▶ **EXTRAIT DU DOCUMENT**
Aller au contenu
Notre regard

Le Courrier, éditorial | Asile: non à la posture du mouton

Dans les urnes le 5 juin en raison d’un référendum de l’UDC, la modification de la loi sur l’asile divise la gauche et les milieux de défense des requérants. Portée par la ministre socialiste Simonetta Sommaruga, la réforme vise à accélérer les procédures. Cet objectif fait l’unanimité. Car une réponse tardive à une demande d’asile a des conséquences délétères en termes humains, d’intégration, mais aussi de coûts. Là s’arrête le consensus.

Editorial de Rachad Armanios, publié dans Le Courrier, le 19 mai 2016. Cliquez ici pour lire l’éditorial sur le site du Courrier.

Tout à droite, l’UDC combat les «avocats» gratuits censés garantir que les procédures ne seront pas bâclées. Le parti voit dans cette assistance juridique un «aspirateur» à requérants. Au contraire, Mme Sommaruga, forte du test opéré dans un centre à Zurich et de l’expertise indépendante qui en a été faite, promet des procédures équitables, faisant chuter le nombre de recours et donc la durée du traitement des demandes.

Derrière sa ministre, le Parti socialiste se réjouit de cette aide juridique alors que les requérants sont aujourd’hui livrés à eux-mêmes face à la machine de l’asile, ou dépendants de soutiens militants, variables selon les régions. A gauche, les partisans soulignent aussi les bénéfices d’un accroissement de la capacité d’accueil dans les centres fédéraux et du droit de travailler qui sera accordé aux requérants en procédure étendue. Surtout, ils préviennent: si l’UDC triomphe, la loi reviendra avec ses seuls durcissements.

(Éléments enregistrés)
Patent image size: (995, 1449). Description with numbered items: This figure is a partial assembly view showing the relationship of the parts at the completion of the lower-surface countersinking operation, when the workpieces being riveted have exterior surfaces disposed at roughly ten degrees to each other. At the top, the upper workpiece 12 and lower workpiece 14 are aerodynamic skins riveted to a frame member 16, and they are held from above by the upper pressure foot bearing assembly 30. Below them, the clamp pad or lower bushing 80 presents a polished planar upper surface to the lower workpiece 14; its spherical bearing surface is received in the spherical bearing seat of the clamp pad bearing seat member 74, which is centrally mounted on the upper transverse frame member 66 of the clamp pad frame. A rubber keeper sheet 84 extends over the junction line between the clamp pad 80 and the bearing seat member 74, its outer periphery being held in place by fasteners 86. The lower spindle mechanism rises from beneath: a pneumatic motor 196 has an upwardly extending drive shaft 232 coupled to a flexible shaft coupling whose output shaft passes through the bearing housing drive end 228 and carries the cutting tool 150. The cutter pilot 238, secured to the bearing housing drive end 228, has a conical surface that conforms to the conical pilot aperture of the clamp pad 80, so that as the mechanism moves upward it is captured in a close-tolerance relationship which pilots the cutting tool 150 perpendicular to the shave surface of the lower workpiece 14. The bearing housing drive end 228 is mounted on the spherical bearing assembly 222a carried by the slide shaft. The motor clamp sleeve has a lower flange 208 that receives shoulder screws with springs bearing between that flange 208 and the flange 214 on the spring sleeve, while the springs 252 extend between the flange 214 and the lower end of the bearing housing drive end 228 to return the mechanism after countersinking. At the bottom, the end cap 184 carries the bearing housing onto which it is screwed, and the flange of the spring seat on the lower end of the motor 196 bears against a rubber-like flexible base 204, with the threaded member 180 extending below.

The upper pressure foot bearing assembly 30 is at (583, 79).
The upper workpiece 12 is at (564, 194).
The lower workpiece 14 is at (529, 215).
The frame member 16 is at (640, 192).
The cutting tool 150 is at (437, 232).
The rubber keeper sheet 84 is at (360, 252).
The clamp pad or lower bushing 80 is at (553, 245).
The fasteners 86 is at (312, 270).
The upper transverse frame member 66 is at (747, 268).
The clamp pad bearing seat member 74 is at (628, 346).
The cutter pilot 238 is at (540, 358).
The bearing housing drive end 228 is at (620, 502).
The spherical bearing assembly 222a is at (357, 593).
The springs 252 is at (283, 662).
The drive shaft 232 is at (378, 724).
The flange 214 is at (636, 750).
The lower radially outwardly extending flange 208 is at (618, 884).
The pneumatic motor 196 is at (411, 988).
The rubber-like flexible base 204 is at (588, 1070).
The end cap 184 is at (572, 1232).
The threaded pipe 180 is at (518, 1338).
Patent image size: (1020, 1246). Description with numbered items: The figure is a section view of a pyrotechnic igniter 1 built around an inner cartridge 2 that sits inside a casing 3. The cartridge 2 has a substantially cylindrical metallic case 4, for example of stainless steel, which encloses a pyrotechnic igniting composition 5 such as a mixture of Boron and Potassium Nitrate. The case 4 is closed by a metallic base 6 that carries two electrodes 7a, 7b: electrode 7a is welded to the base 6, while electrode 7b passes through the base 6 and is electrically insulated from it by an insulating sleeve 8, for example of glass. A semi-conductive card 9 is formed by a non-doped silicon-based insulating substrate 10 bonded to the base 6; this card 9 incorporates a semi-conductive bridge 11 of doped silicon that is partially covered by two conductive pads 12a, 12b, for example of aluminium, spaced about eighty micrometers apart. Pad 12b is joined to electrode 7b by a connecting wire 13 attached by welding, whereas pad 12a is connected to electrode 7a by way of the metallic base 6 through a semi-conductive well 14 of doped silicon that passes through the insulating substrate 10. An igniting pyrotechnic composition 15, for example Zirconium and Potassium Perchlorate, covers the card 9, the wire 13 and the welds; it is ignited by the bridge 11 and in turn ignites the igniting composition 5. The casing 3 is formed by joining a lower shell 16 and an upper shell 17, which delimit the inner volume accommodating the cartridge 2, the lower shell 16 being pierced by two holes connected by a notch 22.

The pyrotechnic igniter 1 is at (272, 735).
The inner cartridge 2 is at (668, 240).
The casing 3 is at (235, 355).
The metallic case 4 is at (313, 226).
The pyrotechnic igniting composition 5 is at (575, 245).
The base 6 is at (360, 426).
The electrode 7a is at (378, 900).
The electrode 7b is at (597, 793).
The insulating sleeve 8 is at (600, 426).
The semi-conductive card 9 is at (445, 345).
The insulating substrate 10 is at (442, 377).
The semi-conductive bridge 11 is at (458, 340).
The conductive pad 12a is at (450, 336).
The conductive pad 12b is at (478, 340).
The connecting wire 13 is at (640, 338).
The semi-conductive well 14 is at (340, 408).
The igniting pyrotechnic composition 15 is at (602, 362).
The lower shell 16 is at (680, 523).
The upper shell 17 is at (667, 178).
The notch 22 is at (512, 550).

▶ **TRAVAIL À RÉALISER**
Modifiez l'éditorial sur l'asile en le recopiant à partir de « Aller au contenu » jusqu'à « site du Courrier. » inclus, avec « néfastes » à la place de « délétères ».

▶ **RÉSULTAT**
Aller au contenu
Notre regard

Le Courrier, éditorial | Asile: non à la posture du mouton

Dans les urnes le 5 juin en raison d’un référendum de l’UDC, la modification de la loi sur l’asile divise la gauche et les milieux de défense des requérants. Portée par la ministre socialiste Simonetta Sommaruga, la réforme vise à accélérer les procédures. Cet objectif fait l’unanimité. Car une réponse tardive à une demande d’asile a des conséquences néfastes en termes humains, d’intégration, mais aussi de coûts. Là s’arrête le consensus.

Editorial de Rachad Armanios, publié dans Le Courrier, le 19 mai 2016. Cliquez ici pour lire l’éditorial sur le site du Courrier.